Goal of the exercise |
Return the records that follow unaltered. Omit every picture.

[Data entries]
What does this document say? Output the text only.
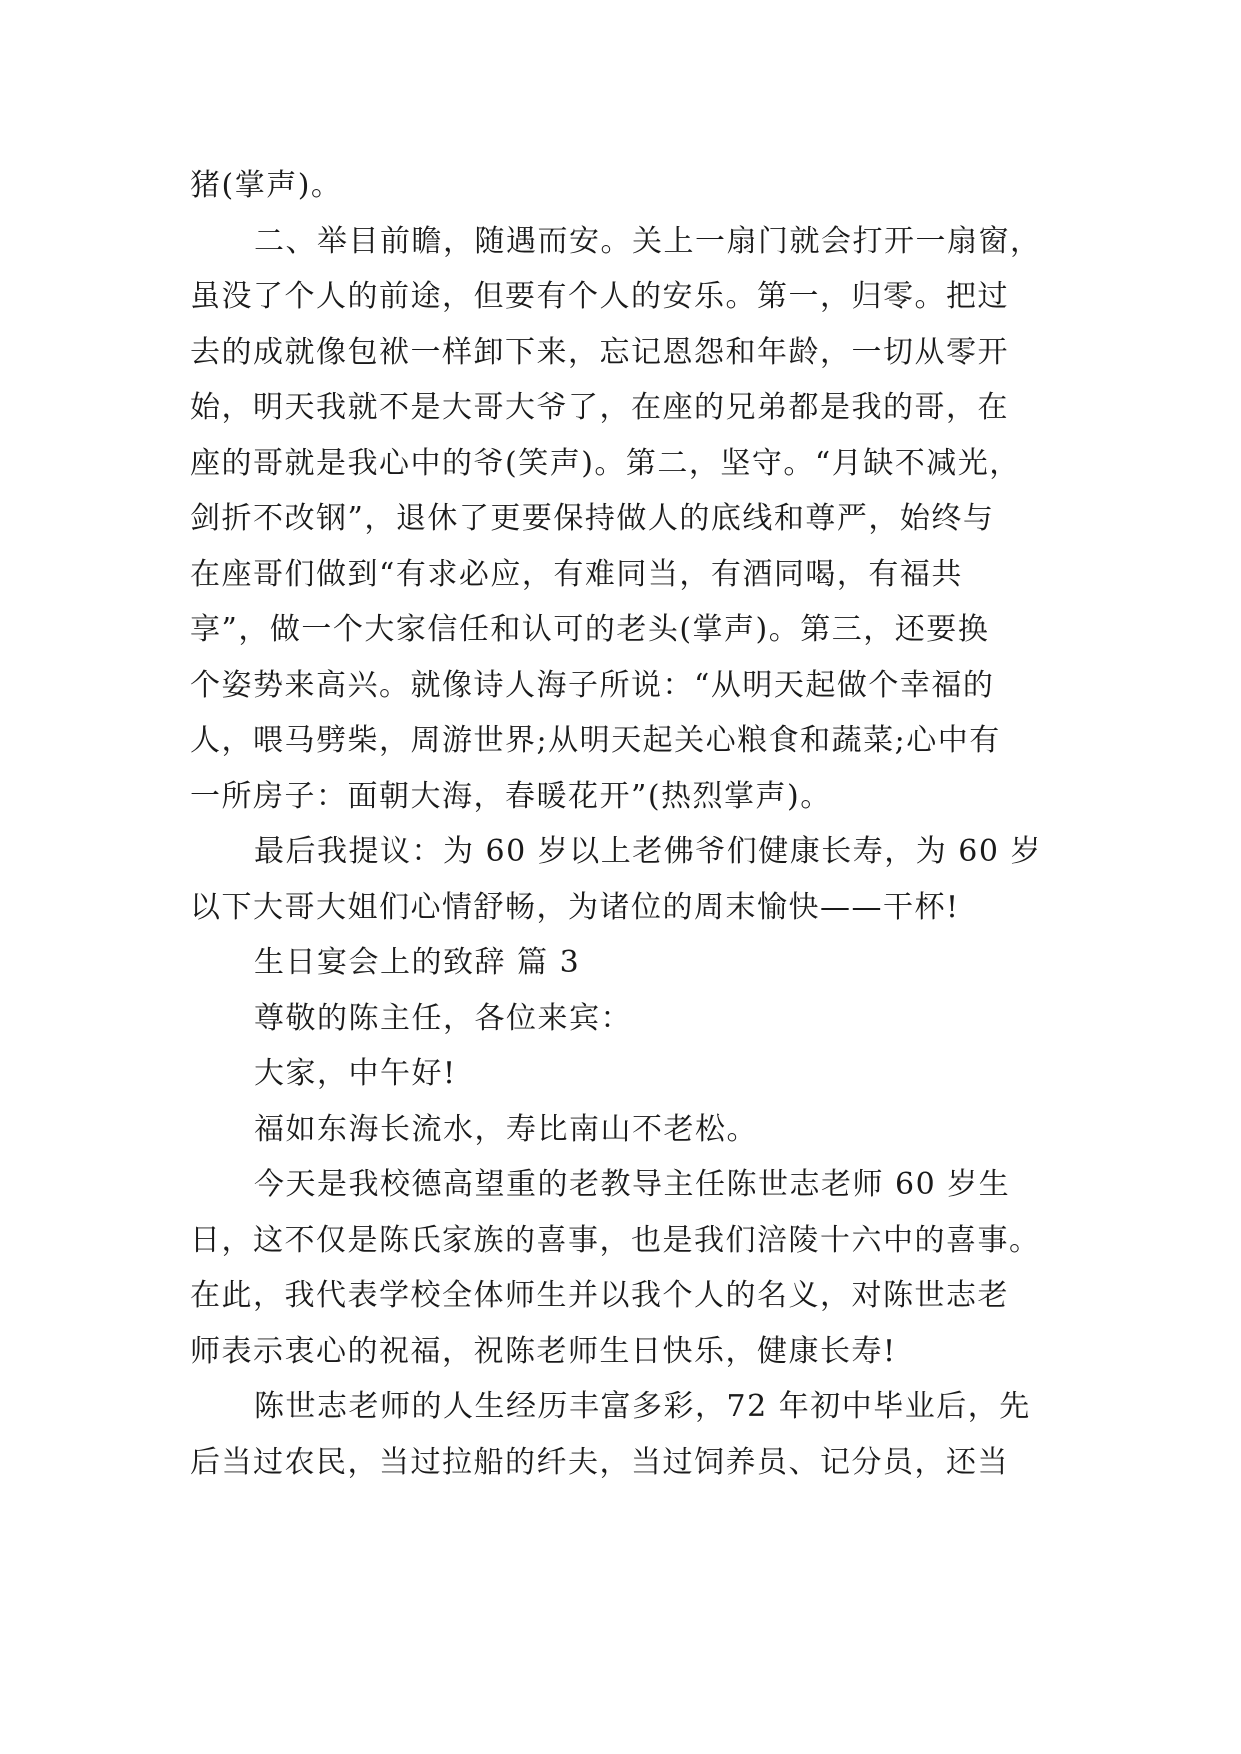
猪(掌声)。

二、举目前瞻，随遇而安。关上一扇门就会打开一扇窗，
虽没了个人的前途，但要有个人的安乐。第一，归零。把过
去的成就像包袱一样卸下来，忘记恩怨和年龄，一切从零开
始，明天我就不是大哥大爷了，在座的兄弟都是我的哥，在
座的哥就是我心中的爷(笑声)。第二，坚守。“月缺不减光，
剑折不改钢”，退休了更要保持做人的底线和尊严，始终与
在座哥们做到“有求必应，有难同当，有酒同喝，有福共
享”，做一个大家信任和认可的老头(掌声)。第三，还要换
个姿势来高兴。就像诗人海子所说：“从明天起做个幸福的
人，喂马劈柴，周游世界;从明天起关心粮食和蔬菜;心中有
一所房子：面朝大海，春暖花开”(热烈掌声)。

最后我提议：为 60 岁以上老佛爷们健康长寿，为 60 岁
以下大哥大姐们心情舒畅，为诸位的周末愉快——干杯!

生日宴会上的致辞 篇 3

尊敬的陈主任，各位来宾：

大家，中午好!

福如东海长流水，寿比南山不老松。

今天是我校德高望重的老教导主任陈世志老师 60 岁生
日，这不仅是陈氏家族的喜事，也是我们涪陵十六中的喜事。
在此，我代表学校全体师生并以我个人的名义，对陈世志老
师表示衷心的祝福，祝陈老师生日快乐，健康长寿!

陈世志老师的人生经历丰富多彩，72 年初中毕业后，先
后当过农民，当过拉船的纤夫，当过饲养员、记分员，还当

Written reply |
What does this document say? Output the text only.
猪(掌声)。

二、举目前瞻，随遇而安。关上一扇门就会打开一扇窗，
虽没了个人的前途，但要有个人的安乐。第一，归零。把过
去的成就像包袱一样卸下来，忘记恩怨和年龄，一切从零开
始，明天我就不是大哥大爷了，在座的兄弟都是我的哥，在
座的哥就是我心中的爷(笑声)。第二，坚守。“月缺不减光，
剑折不改钢”，退休了更要保持做人的底线和尊严，始终与
在座哥们做到“有求必应，有难同当，有酒同喝，有福共
享”，做一个大家信任和认可的老头(掌声)。第三，还要换
个姿势来高兴。就像诗人海子所说：“从明天起做个幸福的
人，喂马劈柴，周游世界;从明天起关心粮食和蔬菜;心中有
一所房子：面朝大海，春暖花开”(热烈掌声)。

最后我提议：为 60 岁以上老佛爷们健康长寿，为 60 岁
以下大哥大姐们心情舒畅，为诸位的周末愉快——干杯!

生日宴会上的致辞 篇 3

尊敬的陈主任，各位来宾：

大家，中午好!

福如东海长流水，寿比南山不老松。

今天是我校德高望重的老教导主任陈世志老师 60 岁生
日，这不仅是陈氏家族的喜事，也是我们涪陵十六中的喜事。
在此，我代表学校全体师生并以我个人的名义，对陈世志老
师表示衷心的祝福，祝陈老师生日快乐，健康长寿!

陈世志老师的人生经历丰富多彩，72 年初中毕业后，先
后当过农民，当过拉船的纤夫，当过饲养员、记分员，还当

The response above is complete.